== Stated goal ==
Reproduce each record below exactly as written.

== Stored data ==
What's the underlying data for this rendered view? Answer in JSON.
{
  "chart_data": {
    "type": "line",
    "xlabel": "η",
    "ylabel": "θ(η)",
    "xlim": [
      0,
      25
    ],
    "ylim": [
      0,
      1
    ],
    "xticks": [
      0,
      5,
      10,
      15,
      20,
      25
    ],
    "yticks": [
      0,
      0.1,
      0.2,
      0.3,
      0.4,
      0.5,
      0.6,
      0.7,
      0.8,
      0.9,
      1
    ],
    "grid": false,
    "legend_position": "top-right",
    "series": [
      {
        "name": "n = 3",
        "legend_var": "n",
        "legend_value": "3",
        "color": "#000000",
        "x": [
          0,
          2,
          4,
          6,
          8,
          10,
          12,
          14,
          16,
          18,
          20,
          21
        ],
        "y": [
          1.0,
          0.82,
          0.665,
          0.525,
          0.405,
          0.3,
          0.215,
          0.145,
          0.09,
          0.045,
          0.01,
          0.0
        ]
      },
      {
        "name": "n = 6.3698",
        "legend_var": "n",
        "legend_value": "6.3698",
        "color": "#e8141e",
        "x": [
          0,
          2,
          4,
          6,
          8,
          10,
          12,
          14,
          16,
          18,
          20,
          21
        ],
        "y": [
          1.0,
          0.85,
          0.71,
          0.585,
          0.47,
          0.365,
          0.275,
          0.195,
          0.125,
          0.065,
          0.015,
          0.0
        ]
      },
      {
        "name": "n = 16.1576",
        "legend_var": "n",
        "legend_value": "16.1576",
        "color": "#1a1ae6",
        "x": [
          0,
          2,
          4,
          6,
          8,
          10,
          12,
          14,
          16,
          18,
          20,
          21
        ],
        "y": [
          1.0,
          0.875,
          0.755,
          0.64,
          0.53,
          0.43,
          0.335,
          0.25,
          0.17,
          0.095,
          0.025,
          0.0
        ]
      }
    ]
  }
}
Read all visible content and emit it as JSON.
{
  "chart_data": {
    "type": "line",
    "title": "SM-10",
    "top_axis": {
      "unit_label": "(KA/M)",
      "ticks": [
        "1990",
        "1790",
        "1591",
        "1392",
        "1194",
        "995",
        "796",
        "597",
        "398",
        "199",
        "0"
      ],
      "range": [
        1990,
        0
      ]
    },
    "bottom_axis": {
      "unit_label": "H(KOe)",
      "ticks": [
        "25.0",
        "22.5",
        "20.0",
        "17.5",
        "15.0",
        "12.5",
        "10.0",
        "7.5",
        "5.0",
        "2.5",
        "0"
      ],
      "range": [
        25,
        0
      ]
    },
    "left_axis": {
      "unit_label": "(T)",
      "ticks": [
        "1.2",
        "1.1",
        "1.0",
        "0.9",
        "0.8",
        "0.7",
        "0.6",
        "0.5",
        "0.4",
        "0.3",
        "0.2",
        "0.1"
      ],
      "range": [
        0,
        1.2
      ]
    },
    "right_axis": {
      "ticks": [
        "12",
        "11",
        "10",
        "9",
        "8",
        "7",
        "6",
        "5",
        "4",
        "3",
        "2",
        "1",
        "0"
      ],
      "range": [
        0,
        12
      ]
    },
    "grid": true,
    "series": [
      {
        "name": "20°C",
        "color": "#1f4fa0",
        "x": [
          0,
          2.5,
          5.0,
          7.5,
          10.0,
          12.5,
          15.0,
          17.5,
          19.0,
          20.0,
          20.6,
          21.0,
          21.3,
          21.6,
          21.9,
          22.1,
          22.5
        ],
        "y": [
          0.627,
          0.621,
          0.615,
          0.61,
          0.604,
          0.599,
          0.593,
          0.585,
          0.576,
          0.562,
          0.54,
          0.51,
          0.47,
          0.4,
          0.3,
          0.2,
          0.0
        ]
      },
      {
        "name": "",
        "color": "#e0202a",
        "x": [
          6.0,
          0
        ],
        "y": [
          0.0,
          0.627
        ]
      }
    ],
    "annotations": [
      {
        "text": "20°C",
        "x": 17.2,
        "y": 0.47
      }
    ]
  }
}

== The response ==
What's the underlying data for this rendered view? Answer in JSON.
{
  "chart_data": {
    "type": "line",
    "xlabel": "η",
    "ylabel": "θ(η)",
    "xlim": [
      0,
      25
    ],
    "ylim": [
      0,
      1
    ],
    "xticks": [
      0,
      5,
      10,
      15,
      20,
      25
    ],
    "yticks": [
      0,
      0.1,
      0.2,
      0.3,
      0.4,
      0.5,
      0.6,
      0.7,
      0.8,
      0.9,
      1
    ],
    "grid": false,
    "legend_position": "top-right",
    "series": [
      {
        "name": "n = 3",
        "legend_var": "n",
        "legend_value": "3",
        "color": "#000000",
        "x": [
          0,
          2,
          4,
          6,
          8,
          10,
          12,
          14,
          16,
          18,
          20,
          21
        ],
        "y": [
          1.0,
          0.82,
          0.665,
          0.525,
          0.405,
          0.3,
          0.215,
          0.145,
          0.09,
          0.045,
          0.01,
          0.0
        ]
      },
      {
        "name": "n = 6.3698",
        "legend_var": "n",
        "legend_value": "6.3698",
        "color": "#e8141e",
        "x": [
          0,
          2,
          4,
          6,
          8,
          10,
          12,
          14,
          16,
          18,
          20,
          21
        ],
        "y": [
          1.0,
          0.85,
          0.71,
          0.585,
          0.47,
          0.365,
          0.275,
          0.195,
          0.125,
          0.065,
          0.015,
          0.0
        ]
      },
      {
        "name": "n = 16.1576",
        "legend_var": "n",
        "legend_value": "16.1576",
        "color": "#1a1ae6",
        "x": [
          0,
          2,
          4,
          6,
          8,
          10,
          12,
          14,
          16,
          18,
          20,
          21
        ],
        "y": [
          1.0,
          0.875,
          0.755,
          0.64,
          0.53,
          0.43,
          0.335,
          0.25,
          0.17,
          0.095,
          0.025,
          0.0
        ]
      }
    ]
  }
}
Read all visible content and emit it as JSON.
{
  "chart_data": {
    "type": "line",
    "title": "SM-10",
    "top_axis": {
      "unit_label": "(KA/M)",
      "ticks": [
        "1990",
        "1790",
        "1591",
        "1392",
        "1194",
        "995",
        "796",
        "597",
        "398",
        "199",
        "0"
      ],
      "range": [
        1990,
        0
      ]
    },
    "bottom_axis": {
      "unit_label": "H(KOe)",
      "ticks": [
        "25.0",
        "22.5",
        "20.0",
        "17.5",
        "15.0",
        "12.5",
        "10.0",
        "7.5",
        "5.0",
        "2.5",
        "0"
      ],
      "range": [
        25,
        0
      ]
    },
    "left_axis": {
      "unit_label": "(T)",
      "ticks": [
        "1.2",
        "1.1",
        "1.0",
        "0.9",
        "0.8",
        "0.7",
        "0.6",
        "0.5",
        "0.4",
        "0.3",
        "0.2",
        "0.1"
      ],
      "range": [
        0,
        1.2
      ]
    },
    "right_axis": {
      "ticks": [
        "12",
        "11",
        "10",
        "9",
        "8",
        "7",
        "6",
        "5",
        "4",
        "3",
        "2",
        "1",
        "0"
      ],
      "range": [
        0,
        12
      ]
    },
    "grid": true,
    "series": [
      {
        "name": "20°C",
        "color": "#1f4fa0",
        "x": [
          0,
          2.5,
          5.0,
          7.5,
          10.0,
          12.5,
          15.0,
          17.5,
          19.0,
          20.0,
          20.6,
          21.0,
          21.3,
          21.6,
          21.9,
          22.1,
          22.5
        ],
        "y": [
          0.627,
          0.621,
          0.615,
          0.61,
          0.604,
          0.599,
          0.593,
          0.585,
          0.576,
          0.562,
          0.54,
          0.51,
          0.47,
          0.4,
          0.3,
          0.2,
          0.0
        ]
      },
      {
        "name": "",
        "color": "#e0202a",
        "x": [
          6.0,
          0
        ],
        "y": [
          0.0,
          0.627
        ]
      }
    ],
    "annotations": [
      {
        "text": "20°C",
        "x": 17.2,
        "y": 0.47
      }
    ]
  }
}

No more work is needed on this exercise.